--- START Exercise material ---

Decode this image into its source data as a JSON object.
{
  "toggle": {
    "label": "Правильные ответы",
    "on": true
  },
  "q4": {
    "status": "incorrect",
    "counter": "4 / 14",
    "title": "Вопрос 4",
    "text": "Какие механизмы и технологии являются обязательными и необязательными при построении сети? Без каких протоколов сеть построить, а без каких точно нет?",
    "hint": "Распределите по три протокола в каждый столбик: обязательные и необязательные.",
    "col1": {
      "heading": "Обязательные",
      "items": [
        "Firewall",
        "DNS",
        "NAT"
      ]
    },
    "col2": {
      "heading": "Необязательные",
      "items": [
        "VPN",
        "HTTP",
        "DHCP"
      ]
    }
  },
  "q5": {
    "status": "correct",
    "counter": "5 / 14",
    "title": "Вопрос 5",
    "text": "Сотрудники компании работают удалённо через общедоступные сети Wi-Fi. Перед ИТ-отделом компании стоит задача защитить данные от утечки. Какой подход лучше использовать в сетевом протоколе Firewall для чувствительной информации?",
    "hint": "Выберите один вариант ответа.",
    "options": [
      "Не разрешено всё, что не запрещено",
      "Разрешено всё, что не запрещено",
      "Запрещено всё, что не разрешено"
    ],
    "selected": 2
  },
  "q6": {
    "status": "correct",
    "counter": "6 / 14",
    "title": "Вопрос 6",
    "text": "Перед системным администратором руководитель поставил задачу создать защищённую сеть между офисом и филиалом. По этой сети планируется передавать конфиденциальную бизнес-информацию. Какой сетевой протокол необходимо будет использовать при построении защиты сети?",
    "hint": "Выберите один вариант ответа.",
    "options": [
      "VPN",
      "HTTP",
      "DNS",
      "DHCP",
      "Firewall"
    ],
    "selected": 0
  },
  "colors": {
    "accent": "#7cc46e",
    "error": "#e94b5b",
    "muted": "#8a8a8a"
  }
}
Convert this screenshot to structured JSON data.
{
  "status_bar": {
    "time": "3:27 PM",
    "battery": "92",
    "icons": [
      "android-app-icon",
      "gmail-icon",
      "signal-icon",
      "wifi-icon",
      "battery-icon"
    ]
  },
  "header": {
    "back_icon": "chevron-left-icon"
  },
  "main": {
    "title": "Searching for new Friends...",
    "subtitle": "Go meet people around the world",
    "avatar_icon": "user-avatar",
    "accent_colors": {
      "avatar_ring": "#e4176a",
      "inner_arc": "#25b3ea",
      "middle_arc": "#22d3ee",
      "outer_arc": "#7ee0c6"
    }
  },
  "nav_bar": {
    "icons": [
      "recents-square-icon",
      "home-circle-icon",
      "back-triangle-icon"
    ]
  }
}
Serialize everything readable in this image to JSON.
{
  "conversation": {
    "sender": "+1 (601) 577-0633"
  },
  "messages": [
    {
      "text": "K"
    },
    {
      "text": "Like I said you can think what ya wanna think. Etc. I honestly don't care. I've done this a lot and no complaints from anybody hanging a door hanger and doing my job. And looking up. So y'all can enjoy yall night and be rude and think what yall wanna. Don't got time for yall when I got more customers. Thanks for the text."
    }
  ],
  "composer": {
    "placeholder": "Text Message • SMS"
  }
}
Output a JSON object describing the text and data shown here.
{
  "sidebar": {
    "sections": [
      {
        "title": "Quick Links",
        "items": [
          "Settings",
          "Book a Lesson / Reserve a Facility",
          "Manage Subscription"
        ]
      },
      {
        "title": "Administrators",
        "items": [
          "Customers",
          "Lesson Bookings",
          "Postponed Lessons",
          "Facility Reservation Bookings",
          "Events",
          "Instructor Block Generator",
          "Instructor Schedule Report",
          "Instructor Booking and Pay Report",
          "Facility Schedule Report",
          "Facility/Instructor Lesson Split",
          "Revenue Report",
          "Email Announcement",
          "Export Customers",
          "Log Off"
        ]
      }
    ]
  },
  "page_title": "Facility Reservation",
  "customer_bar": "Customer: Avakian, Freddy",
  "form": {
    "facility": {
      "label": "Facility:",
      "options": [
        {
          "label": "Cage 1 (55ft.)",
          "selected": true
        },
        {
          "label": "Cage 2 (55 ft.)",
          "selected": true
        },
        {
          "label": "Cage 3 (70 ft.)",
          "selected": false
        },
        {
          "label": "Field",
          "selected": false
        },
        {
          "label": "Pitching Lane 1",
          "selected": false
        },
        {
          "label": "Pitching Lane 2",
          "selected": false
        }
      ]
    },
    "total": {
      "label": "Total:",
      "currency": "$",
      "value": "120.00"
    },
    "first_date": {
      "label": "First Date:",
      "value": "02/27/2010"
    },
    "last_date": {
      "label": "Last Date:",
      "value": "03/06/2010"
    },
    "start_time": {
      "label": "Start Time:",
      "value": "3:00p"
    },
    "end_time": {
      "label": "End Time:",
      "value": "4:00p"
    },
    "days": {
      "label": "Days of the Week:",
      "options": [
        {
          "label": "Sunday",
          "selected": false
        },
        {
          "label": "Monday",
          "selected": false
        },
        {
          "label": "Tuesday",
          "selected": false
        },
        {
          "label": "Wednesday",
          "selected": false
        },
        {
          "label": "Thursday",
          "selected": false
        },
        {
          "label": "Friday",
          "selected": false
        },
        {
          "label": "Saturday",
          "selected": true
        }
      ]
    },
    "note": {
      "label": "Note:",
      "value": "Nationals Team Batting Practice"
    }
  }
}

--- END Exercise material ---

◆ Aim: Each line holding "Report" must be found and copied.

◆ Solution to this problem:
          "Instructor Schedule Report",
          "Instructor Booking and Pay Report",
          "Facility Schedule Report",
          "Revenue Report",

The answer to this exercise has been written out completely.